● **Task A**
List each distinct abbreviation written entirely in capital letters in the forum thread about a child's tantrums.
● **Task B**
Carry the forum thread about a child's tantrums forward from its last sentence.

DH is hyper sensetive and can't stand any form of attention drawn and is now suggesting we simply stop taking him out in public Confused but I do get that he is at the end of his patience. I've come home in tears myself before now with the tantrums.

He has no diagnosis. I do have concerns about his development behaviourally and have another thread in sn children but iv done m-chat and he comes out low risk, so whatever's happening I don't think we can say it's likely to be explained by an ASD

On top of these 6+ incidents there have been several at home.

Are some kids just like this? Should I just tell DH we just need to suck it up?

It's not like we give in to the tantrums. I have tried giving in to stop a tantrum but he tantrums the other way anyhow eg today he didn't want to go in a shop - starts loudly crying that he doesn't want to and trying to push me away from the shop, so I said ok fine we'll wait outside then (for DH) in the hope he'd calm down but then he's screaming he wants to go in the shop... (It wasn't a shopping trip, he wasn't tired, it was a 2 min dash to get an essential)

DH keeps pointing out we don't see other kids his age behaving like it very often in the street...

OP posts:
neverputasockinatoaster · 25/10/2015 12:40

Oh and my two had the I want to go in the shop/ I don't want to go in the shop type tantrums. Ususally when they were hungry and tired and twitchy!

DougalTheCheshireCat · 25/10/2015 14:06

OP have you read any of Dr Laura Markham's stuff? Ahaparenting website and her book Peaceful Parents, Happy Kids?

I really recommend both, for example this post on tantrums [http://www.ahaparenting.com/ages-stages/toddlers/toddler-tantrums] is written for slightly younger children that your DS, but the principles still apply.

● **Study material**
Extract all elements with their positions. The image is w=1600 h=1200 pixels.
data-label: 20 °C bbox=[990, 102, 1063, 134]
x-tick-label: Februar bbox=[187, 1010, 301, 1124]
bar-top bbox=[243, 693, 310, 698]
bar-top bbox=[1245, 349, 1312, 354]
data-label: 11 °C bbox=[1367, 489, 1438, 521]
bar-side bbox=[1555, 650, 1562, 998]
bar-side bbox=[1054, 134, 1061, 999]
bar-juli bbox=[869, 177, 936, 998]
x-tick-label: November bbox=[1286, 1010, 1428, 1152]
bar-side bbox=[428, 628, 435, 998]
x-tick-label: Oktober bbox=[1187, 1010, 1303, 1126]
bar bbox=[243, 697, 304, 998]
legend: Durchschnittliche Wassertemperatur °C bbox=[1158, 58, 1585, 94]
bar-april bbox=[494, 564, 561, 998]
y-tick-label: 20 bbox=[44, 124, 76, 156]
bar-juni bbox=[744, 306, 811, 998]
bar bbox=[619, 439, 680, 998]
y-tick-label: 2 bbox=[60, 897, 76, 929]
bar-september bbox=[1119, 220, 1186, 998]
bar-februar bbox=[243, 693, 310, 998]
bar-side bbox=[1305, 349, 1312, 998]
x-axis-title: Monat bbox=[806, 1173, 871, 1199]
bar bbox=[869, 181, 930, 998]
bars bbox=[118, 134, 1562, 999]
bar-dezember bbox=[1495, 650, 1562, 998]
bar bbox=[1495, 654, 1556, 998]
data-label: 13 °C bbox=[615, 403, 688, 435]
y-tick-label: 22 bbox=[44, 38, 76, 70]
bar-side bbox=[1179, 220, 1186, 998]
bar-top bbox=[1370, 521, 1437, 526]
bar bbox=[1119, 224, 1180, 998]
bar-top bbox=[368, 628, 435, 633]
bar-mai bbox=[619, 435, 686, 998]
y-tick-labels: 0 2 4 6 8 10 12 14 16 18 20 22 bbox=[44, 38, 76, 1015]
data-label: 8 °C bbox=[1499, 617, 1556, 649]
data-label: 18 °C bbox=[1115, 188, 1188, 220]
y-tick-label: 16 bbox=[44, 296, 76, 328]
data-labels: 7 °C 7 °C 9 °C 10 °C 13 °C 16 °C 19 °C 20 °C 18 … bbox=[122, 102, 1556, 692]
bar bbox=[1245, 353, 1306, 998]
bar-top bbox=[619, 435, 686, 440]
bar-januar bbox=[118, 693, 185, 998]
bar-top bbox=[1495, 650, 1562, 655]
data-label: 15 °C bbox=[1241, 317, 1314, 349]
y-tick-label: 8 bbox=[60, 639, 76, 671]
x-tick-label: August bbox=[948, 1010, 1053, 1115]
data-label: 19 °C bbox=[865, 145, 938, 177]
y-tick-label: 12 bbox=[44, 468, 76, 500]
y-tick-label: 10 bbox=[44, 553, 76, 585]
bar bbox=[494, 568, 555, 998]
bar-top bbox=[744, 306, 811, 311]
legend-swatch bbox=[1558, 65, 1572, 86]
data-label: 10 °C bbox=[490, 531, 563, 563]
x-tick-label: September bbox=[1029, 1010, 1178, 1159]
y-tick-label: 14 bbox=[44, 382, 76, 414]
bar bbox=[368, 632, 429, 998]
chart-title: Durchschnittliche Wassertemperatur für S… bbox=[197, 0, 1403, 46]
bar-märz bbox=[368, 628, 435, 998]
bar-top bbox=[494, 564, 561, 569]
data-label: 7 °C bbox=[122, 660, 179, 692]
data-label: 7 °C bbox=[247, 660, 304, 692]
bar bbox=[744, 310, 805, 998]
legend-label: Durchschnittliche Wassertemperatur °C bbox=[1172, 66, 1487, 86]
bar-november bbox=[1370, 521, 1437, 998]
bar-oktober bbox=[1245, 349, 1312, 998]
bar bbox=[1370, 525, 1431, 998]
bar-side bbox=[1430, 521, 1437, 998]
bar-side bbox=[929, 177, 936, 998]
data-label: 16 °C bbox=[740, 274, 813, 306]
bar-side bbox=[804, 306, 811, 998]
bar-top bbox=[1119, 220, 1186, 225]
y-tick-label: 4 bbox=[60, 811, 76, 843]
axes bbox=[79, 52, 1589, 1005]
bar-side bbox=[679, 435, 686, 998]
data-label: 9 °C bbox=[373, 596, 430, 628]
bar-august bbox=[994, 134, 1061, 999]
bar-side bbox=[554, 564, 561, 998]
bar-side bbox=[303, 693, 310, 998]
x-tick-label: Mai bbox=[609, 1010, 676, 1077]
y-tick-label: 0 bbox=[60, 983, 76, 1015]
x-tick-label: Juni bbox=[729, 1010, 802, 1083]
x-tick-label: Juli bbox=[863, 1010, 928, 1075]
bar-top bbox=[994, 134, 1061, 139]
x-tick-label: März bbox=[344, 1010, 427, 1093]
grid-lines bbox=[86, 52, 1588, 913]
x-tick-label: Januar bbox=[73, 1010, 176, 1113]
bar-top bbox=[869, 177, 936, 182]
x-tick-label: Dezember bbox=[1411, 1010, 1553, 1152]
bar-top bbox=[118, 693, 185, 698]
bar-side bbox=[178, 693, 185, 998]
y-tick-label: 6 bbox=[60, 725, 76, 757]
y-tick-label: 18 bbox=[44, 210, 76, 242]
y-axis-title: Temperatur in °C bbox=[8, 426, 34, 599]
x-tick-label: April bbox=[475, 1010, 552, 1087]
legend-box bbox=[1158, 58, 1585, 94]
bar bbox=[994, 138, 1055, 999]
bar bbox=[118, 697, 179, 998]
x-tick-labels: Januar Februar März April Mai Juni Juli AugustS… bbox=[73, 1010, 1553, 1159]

● **Exercise output A**
DH, ASD, OP, DS

● **Exercise output B**
I'd really recommend the book, though, which has more detail on what meltdowns are about and how to support your children so you get far less of them, and how to nuture them (and yourself) through it when they do. For example her book has a section on transitioning to her approach, which can take a while from the 'ignore and sanctions' approach many have suggested here. It is a long term solution, though, while punishment is both short term and likely to backfire sooner or later.

That often doesn't work, mainly because a tantrum is a young child's way of communication to their parent or carer that they are not coping at that moment. The behaviour is a message, and if you ignore that message you either get it again, louder (which sounds like where you are), Or eventually they do learn to squash those feelings down, as they displease you so much, but that stores up problems for later in life.

Think of all the adults you read about on these boards who are completely fearful and unable to cope with emotions, their own or other people. That's where that approach can lead.

Our job as parents is to help our children process and then manage their emotions, not ignore them.

KatieLatie · 25/10/2015 14:29

This reply has been withdrawn

This has been withdrawn by MNHQ at the poster's request.

Shockers · 25/10/2015 15:18

DD (16, but with SN) has had a tantrum today that meant I couldn't go and see my cousin, who I haven't seen for 5 years, but is in the vicinity today.

I'm really cross, but deep down I know that she behaves this way because she's frightened, frustrated and needs to take some control back when things overwhelm her.

Her school will be in a new building when she goes back after half term. She's saying she's excited about it because she's been told that's how she should be feeling. I suspect the reality is deep confusion though. She only changed schools last year because she wasn't coping; this move is throwing up all kinds of feelings.

Knowing all that doesn't make her tantrums any easier to cope with though. I can't reason with her until the tired, sobbing stage (usually about an hour in), and then if I say the wrong thing, we're back to square one.

It's bloody exhausting and has been, on and off, since we adopted her 14 years ago. We did actually have times when we stopped going out for a while, because it wasn't worth the hassle.

I think what I'm trying to say OP, is that there's generally a reason. What makes life better is if the adults concerned are a team. I hope you and your DH manage to come to some agreement on a strategy; your son will be picking up on any stresses you are both feeling.

Most of all... good luck CakeFlowers.